[BEGIN Material provided]
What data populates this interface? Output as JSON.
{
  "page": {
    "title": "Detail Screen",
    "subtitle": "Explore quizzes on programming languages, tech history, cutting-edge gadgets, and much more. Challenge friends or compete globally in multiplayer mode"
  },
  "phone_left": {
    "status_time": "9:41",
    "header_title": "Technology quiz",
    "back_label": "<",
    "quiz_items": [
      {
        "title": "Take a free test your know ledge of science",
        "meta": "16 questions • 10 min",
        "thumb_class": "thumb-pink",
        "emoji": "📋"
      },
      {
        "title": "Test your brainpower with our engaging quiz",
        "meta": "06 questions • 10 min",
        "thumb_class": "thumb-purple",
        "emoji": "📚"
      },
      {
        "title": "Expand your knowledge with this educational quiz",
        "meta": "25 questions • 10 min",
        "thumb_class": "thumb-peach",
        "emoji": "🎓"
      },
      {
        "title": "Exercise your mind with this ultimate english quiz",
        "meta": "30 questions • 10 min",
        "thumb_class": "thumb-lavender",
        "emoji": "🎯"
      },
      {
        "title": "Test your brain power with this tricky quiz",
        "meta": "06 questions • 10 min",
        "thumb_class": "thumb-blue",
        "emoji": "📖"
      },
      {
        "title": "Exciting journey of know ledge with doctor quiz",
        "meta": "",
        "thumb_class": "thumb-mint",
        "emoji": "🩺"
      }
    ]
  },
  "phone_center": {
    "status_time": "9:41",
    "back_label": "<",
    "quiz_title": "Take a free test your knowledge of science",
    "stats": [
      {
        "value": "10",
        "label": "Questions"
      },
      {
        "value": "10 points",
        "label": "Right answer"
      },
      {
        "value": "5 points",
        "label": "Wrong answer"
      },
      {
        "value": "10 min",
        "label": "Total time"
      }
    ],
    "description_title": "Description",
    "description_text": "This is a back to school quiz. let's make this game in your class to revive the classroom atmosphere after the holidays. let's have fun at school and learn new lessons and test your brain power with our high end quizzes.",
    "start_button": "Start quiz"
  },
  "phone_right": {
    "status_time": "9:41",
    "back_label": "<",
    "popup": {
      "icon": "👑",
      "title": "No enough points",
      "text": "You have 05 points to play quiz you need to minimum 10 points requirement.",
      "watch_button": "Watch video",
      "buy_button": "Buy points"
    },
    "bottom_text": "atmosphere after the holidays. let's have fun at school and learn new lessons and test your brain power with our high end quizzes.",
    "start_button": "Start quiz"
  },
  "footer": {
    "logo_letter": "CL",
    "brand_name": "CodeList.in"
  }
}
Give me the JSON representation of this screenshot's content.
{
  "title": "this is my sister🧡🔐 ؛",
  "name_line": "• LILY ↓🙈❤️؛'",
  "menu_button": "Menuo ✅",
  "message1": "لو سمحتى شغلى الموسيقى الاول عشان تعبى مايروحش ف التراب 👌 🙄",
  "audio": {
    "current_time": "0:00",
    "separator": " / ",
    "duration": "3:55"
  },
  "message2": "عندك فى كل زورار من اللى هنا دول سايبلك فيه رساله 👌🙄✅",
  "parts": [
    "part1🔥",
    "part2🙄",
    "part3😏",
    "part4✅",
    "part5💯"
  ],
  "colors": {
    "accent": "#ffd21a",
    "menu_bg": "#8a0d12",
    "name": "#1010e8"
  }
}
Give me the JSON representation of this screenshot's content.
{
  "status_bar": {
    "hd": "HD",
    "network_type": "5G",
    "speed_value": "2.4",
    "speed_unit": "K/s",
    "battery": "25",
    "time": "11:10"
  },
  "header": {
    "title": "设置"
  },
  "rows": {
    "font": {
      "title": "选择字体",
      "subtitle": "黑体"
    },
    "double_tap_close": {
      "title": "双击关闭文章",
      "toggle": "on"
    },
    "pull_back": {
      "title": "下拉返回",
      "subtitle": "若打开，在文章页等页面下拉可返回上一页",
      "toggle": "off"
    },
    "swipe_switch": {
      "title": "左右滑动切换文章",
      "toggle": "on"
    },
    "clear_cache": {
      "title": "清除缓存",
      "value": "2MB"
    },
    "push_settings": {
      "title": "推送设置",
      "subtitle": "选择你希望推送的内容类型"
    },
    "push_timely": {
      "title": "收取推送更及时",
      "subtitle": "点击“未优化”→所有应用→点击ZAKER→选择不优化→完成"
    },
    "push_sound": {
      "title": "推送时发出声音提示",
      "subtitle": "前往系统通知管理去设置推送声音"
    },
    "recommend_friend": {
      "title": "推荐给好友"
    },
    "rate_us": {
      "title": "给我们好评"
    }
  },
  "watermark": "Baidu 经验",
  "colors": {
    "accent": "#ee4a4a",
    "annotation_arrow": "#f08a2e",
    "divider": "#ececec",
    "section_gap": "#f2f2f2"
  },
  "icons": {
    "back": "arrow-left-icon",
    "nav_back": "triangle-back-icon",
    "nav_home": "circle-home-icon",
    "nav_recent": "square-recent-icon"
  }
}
[END Material provided]
Objective
Write an exact transcription of every entry above.

Exercise output
What data populates this interface? Output as JSON.
{
  "page": {
    "title": "Detail Screen",
    "subtitle": "Explore quizzes on programming languages, tech history, cutting-edge gadgets, and much more. Challenge friends or compete globally in multiplayer mode"
  },
  "phone_left": {
    "status_time": "9:41",
    "header_title": "Technology quiz",
    "back_label": "<",
    "quiz_items": [
      {
        "title": "Take a free test your know ledge of science",
        "meta": "16 questions • 10 min",
        "thumb_class": "thumb-pink",
        "emoji": "📋"
      },
      {
        "title": "Test your brainpower with our engaging quiz",
        "meta": "06 questions • 10 min",
        "thumb_class": "thumb-purple",
        "emoji": "📚"
      },
      {
        "title": "Expand your knowledge with this educational quiz",
        "meta": "25 questions • 10 min",
        "thumb_class": "thumb-peach",
        "emoji": "🎓"
      },
      {
        "title": "Exercise your mind with this ultimate english quiz",
        "meta": "30 questions • 10 min",
        "thumb_class": "thumb-lavender",
        "emoji": "🎯"
      },
      {
        "title": "Test your brain power with this tricky quiz",
        "meta": "06 questions • 10 min",
        "thumb_class": "thumb-blue",
        "emoji": "📖"
      },
      {
        "title": "Exciting journey of know ledge with doctor quiz",
        "meta": "",
        "thumb_class": "thumb-mint",
        "emoji": "🩺"
      }
    ]
  },
  "phone_center": {
    "status_time": "9:41",
    "back_label": "<",
    "quiz_title": "Take a free test your knowledge of science",
    "stats": [
      {
        "value": "10",
        "label": "Questions"
      },
      {
        "value": "10 points",
        "label": "Right answer"
      },
      {
        "value": "5 points",
        "label": "Wrong answer"
      },
      {
        "value": "10 min",
        "label": "Total time"
      }
    ],
    "description_title": "Description",
    "description_text": "This is a back to school quiz. let's make this game in your class to revive the classroom atmosphere after the holidays. let's have fun at school and learn new lessons and test your brain power with our high end quizzes.",
    "start_button": "Start quiz"
  },
  "phone_right": {
    "status_time": "9:41",
    "back_label": "<",
    "popup": {
      "icon": "👑",
      "title": "No enough points",
      "text": "You have 05 points to play quiz you need to minimum 10 points requirement.",
      "watch_button": "Watch video",
      "buy_button": "Buy points"
    },
    "bottom_text": "atmosphere after the holidays. let's have fun at school and learn new lessons and test your brain power with our high end quizzes.",
    "start_button": "Start quiz"
  },
  "footer": {
    "logo_letter": "CL",
    "brand_name": "CodeList.in"
  }
}
Give me the JSON representation of this screenshot's content.
{
  "title": "this is my sister🧡🔐 ؛",
  "name_line": "• LILY ↓🙈❤️؛'",
  "menu_button": "Menuo ✅",
  "message1": "لو سمحتى شغلى الموسيقى الاول عشان تعبى مايروحش ف التراب 👌 🙄",
  "audio": {
    "current_time": "0:00",
    "separator": " / ",
    "duration": "3:55"
  },
  "message2": "عندك فى كل زورار من اللى هنا دول سايبلك فيه رساله 👌🙄✅",
  "parts": [
    "part1🔥",
    "part2🙄",
    "part3😏",
    "part4✅",
    "part5💯"
  ],
  "colors": {
    "accent": "#ffd21a",
    "menu_bg": "#8a0d12",
    "name": "#1010e8"
  }
}
Give me the JSON representation of this screenshot's content.
{
  "status_bar": {
    "hd": "HD",
    "network_type": "5G",
    "speed_value": "2.4",
    "speed_unit": "K/s",
    "battery": "25",
    "time": "11:10"
  },
  "header": {
    "title": "设置"
  },
  "rows": {
    "font": {
      "title": "选择字体",
      "subtitle": "黑体"
    },
    "double_tap_close": {
      "title": "双击关闭文章",
      "toggle": "on"
    },
    "pull_back": {
      "title": "下拉返回",
      "subtitle": "若打开，在文章页等页面下拉可返回上一页",
      "toggle": "off"
    },
    "swipe_switch": {
      "title": "左右滑动切换文章",
      "toggle": "on"
    },
    "clear_cache": {
      "title": "清除缓存",
      "value": "2MB"
    },
    "push_settings": {
      "title": "推送设置",
      "subtitle": "选择你希望推送的内容类型"
    },
    "push_timely": {
      "title": "收取推送更及时",
      "subtitle": "点击“未优化”→所有应用→点击ZAKER→选择不优化→完成"
    },
    "push_sound": {
      "title": "推送时发出声音提示",
      "subtitle": "前往系统通知管理去设置推送声音"
    },
    "recommend_friend": {
      "title": "推荐给好友"
    },
    "rate_us": {
      "title": "给我们好评"
    }
  },
  "watermark": "Baidu 经验",
  "colors": {
    "accent": "#ee4a4a",
    "annotation_arrow": "#f08a2e",
    "divider": "#ececec",
    "section_gap": "#f2f2f2"
  },
  "icons": {
    "back": "arrow-left-icon",
    "nav_back": "triangle-back-icon",
    "nav_home": "circle-home-icon",
    "nav_recent": "square-recent-icon"
  }
}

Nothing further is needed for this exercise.